[seqfan] Re: How fast are A034090, A034091 growing?

Mon Jan 16 16:03:42 CET 2023

Hi

After having had a quick look through the relevant literature (where 
"record numbers"
are also called "champion numbers"), I asked Jean-Louis Nicolas who is 
in particular
a specialist of this kind of questions. He responded that, to his 
knowledge, all results
about champion numbers for a function f make the assumption that f is 
multiplicative
(recall that f is multiplicative if and only if f(mn) = f(m) f(n) as 
soon as gcd(m,n) = 1).
The function here (sigma(n) - n) is not multiplicative, so that it is 
probably a quite
difficult question to study its champion numbers. By the way J.-L. 
Nicolas told me that
the word "champion" comes from Erdös, with whom he often spoke about 
these questions.

best
jean-paul

Le 16/01/2023 à 04:46, Neil Sloane a écrit :
> Actually I was hoping that someone would fit a curve to the 2750 terms that
> are known for each of those two sequences
> Best regards
> Neil
>
> Neil J. A. Sloane, Chairman, OEIS Foundation.

Given information:
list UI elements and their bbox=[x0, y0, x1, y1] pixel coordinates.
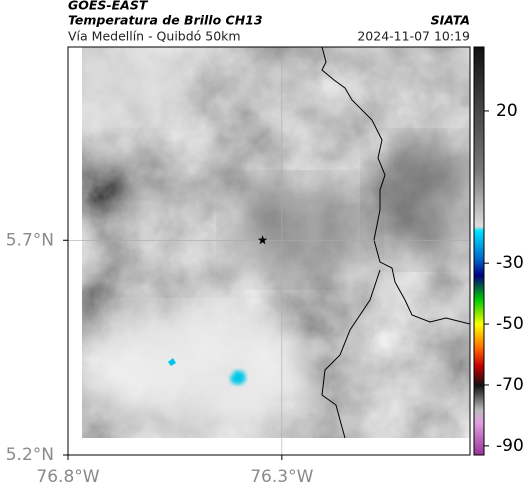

Jobs:
1. Can you write out everything in the message from "After having had" down to "gcd(m,n) = 1).", switching "specialist" to "expert"?
2. According to the message, from whom does the word "champion" come?

Answers to the problems:
1.
After having had a quick look through the relevant literature (where 
"record numbers"
are also called "champion numbers"), I asked Jean-Louis Nicolas who is 
in particular
a expert of this kind of questions. He responded that, to his 
knowledge, all results
about champion numbers for a function f make the assumption that f is 
multiplicative
(recall that f is multiplicative if and only if f(mn) = f(m) f(n) as 
soon as gcd(m,n) = 1).

2. Erdös